▶ _Work request_: Write the entries out in full, matching them exactly.

==========

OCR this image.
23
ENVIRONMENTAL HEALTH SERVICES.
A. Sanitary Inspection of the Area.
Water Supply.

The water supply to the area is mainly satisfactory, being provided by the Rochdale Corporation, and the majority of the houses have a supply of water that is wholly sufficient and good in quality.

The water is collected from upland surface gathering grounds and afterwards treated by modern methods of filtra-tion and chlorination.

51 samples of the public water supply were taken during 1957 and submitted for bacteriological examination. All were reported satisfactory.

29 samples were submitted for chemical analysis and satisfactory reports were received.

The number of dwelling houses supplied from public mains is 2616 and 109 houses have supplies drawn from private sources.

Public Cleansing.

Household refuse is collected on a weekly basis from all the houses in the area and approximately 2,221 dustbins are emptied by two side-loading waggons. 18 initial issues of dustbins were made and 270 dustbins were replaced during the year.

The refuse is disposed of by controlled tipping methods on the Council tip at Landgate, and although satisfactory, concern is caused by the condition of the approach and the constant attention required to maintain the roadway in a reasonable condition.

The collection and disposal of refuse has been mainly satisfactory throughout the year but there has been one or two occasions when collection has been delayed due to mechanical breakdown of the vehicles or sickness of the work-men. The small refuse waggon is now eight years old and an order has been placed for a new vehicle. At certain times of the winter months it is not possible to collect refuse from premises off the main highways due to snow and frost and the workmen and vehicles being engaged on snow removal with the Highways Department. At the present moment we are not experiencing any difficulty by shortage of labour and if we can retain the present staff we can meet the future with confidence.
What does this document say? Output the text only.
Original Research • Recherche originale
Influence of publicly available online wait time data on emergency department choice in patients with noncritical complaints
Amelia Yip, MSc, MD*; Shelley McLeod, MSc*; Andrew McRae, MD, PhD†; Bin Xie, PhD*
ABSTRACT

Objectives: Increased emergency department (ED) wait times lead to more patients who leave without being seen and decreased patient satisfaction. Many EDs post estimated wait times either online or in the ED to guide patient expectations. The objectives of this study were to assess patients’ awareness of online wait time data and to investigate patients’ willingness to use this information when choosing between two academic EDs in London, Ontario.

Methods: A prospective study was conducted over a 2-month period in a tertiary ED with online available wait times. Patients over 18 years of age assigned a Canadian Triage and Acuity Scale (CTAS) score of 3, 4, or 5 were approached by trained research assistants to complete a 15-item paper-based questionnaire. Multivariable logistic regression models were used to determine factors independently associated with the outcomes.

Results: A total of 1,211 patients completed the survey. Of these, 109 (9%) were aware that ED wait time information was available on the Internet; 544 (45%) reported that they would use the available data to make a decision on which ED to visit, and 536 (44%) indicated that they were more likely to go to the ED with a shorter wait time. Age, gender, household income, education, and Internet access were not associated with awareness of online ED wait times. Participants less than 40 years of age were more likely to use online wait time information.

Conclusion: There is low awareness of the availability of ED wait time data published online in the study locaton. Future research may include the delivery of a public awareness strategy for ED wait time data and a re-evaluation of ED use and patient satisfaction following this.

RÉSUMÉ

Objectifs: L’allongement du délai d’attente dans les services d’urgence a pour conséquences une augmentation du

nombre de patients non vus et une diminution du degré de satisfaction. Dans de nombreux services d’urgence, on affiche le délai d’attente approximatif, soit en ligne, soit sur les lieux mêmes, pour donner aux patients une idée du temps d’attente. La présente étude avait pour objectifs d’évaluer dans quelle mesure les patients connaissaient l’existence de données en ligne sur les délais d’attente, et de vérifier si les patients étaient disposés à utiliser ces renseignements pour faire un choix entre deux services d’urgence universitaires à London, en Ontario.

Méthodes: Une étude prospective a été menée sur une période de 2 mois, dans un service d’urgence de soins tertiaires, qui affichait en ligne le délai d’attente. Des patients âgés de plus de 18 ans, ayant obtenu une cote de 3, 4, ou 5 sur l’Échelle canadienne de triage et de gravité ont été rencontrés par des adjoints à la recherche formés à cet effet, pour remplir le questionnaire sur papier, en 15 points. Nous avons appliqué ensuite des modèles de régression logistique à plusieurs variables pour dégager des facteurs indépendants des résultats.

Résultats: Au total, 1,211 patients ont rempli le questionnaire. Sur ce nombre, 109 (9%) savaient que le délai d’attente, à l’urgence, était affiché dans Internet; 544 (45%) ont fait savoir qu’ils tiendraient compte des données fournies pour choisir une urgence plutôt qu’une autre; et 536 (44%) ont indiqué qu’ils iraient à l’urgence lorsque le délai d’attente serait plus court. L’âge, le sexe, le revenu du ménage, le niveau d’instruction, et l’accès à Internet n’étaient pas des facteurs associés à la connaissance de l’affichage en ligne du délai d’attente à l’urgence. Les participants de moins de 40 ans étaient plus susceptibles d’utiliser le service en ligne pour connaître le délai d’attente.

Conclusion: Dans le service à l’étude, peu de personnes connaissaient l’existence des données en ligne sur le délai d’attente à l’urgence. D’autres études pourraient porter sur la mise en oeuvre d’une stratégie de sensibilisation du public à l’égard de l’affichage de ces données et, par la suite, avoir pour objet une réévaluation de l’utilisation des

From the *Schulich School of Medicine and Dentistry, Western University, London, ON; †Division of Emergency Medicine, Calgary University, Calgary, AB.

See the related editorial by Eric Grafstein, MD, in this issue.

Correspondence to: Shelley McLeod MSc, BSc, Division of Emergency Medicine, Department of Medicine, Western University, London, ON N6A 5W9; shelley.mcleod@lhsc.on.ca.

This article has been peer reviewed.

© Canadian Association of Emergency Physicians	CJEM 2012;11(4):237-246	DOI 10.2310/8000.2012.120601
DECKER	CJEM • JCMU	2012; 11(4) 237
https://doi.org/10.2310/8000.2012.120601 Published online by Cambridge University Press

==========

▶ _Exercise result_:
OCR this image.
23
ENVIRONMENTAL HEALTH SERVICES.
A. Sanitary Inspection of the Area.
Water Supply.

The water supply to the area is mainly satisfactory, being provided by the Rochdale Corporation, and the majority of the houses have a supply of water that is wholly sufficient and good in quality.

The water is collected from upland surface gathering grounds and afterwards treated by modern methods of filtra-tion and chlorination.

51 samples of the public water supply were taken during 1957 and submitted for bacteriological examination. All were reported satisfactory.

29 samples were submitted for chemical analysis and satisfactory reports were received.

The number of dwelling houses supplied from public mains is 2616 and 109 houses have supplies drawn from private sources.

Public Cleansing.

Household refuse is collected on a weekly basis from all the houses in the area and approximately 2,221 dustbins are emptied by two side-loading waggons. 18 initial issues of dustbins were made and 270 dustbins were replaced during the year.

The refuse is disposed of by controlled tipping methods on the Council tip at Landgate, and although satisfactory, concern is caused by the condition of the approach and the constant attention required to maintain the roadway in a reasonable condition.

The collection and disposal of refuse has been mainly satisfactory throughout the year but there has been one or two occasions when collection has been delayed due to mechanical breakdown of the vehicles or sickness of the work-men. The small refuse waggon is now eight years old and an order has been placed for a new vehicle. At certain times of the winter months it is not possible to collect refuse from premises off the main highways due to snow and frost and the workmen and vehicles being engaged on snow removal with the Highways Department. At the present moment we are not experiencing any difficulty by shortage of labour and if we can retain the present staff we can meet the future with confidence.
What does this document say? Output the text only.
Original Research • Recherche originale
Influence of publicly available online wait time data on emergency department choice in patients with noncritical complaints
Amelia Yip, MSc, MD*; Shelley McLeod, MSc*; Andrew McRae, MD, PhD†; Bin Xie, PhD*
ABSTRACT

Objectives: Increased emergency department (ED) wait times lead to more patients who leave without being seen and decreased patient satisfaction. Many EDs post estimated wait times either online or in the ED to guide patient expectations. The objectives of this study were to assess patients’ awareness of online wait time data and to investigate patients’ willingness to use this information when choosing between two academic EDs in London, Ontario.

Methods: A prospective study was conducted over a 2-month period in a tertiary ED with online available wait times. Patients over 18 years of age assigned a Canadian Triage and Acuity Scale (CTAS) score of 3, 4, or 5 were approached by trained research assistants to complete a 15-item paper-based questionnaire. Multivariable logistic regression models were used to determine factors independently associated with the outcomes.

Results: A total of 1,211 patients completed the survey. Of these, 109 (9%) were aware that ED wait time information was available on the Internet; 544 (45%) reported that they would use the available data to make a decision on which ED to visit, and 536 (44%) indicated that they were more likely to go to the ED with a shorter wait time. Age, gender, household income, education, and Internet access were not associated with awareness of online ED wait times. Participants less than 40 years of age were more likely to use online wait time information.

Conclusion: There is low awareness of the availability of ED wait time data published online in the study locaton. Future research may include the delivery of a public awareness strategy for ED wait time data and a re-evaluation of ED use and patient satisfaction following this.

RÉSUMÉ

Objectifs: L’allongement du délai d’attente dans les services d’urgence a pour conséquences une augmentation du

nombre de patients non vus et une diminution du degré de satisfaction. Dans de nombreux services d’urgence, on affiche le délai d’attente approximatif, soit en ligne, soit sur les lieux mêmes, pour donner aux patients une idée du temps d’attente. La présente étude avait pour objectifs d’évaluer dans quelle mesure les patients connaissaient l’existence de données en ligne sur les délais d’attente, et de vérifier si les patients étaient disposés à utiliser ces renseignements pour faire un choix entre deux services d’urgence universitaires à London, en Ontario.

Méthodes: Une étude prospective a été menée sur une période de 2 mois, dans un service d’urgence de soins tertiaires, qui affichait en ligne le délai d’attente. Des patients âgés de plus de 18 ans, ayant obtenu une cote de 3, 4, ou 5 sur l’Échelle canadienne de triage et de gravité ont été rencontrés par des adjoints à la recherche formés à cet effet, pour remplir le questionnaire sur papier, en 15 points. Nous avons appliqué ensuite des modèles de régression logistique à plusieurs variables pour dégager des facteurs indépendants des résultats.

Résultats: Au total, 1,211 patients ont rempli le questionnaire. Sur ce nombre, 109 (9%) savaient que le délai d’attente, à l’urgence, était affiché dans Internet; 544 (45%) ont fait savoir qu’ils tiendraient compte des données fournies pour choisir une urgence plutôt qu’une autre; et 536 (44%) ont indiqué qu’ils iraient à l’urgence lorsque le délai d’attente serait plus court. L’âge, le sexe, le revenu du ménage, le niveau d’instruction, et l’accès à Internet n’étaient pas des facteurs associés à la connaissance de l’affichage en ligne du délai d’attente à l’urgence. Les participants de moins de 40 ans étaient plus susceptibles d’utiliser le service en ligne pour connaître le délai d’attente.

Conclusion: Dans le service à l’étude, peu de personnes connaissaient l’existence des données en ligne sur le délai d’attente à l’urgence. D’autres études pourraient porter sur la mise en oeuvre d’une stratégie de sensibilisation du public à l’égard de l’affichage de ces données et, par la suite, avoir pour objet une réévaluation de l’utilisation des

From the *Schulich School of Medicine and Dentistry, Western University, London, ON; †Division of Emergency Medicine, Calgary University, Calgary, AB.

See the related editorial by Eric Grafstein, MD, in this issue.

Correspondence to: Shelley McLeod MSc, BSc, Division of Emergency Medicine, Department of Medicine, Western University, London, ON N6A 5W9; shelley.mcleod@lhsc.on.ca.

This article has been peer reviewed.

© Canadian Association of Emergency Physicians	CJEM 2012;11(4):237-246	DOI 10.2310/8000.2012.120601
DECKER	CJEM • JCMU	2012; 11(4) 237
https://doi.org/10.2310/8000.2012.120601 Published online by Cambridge University Press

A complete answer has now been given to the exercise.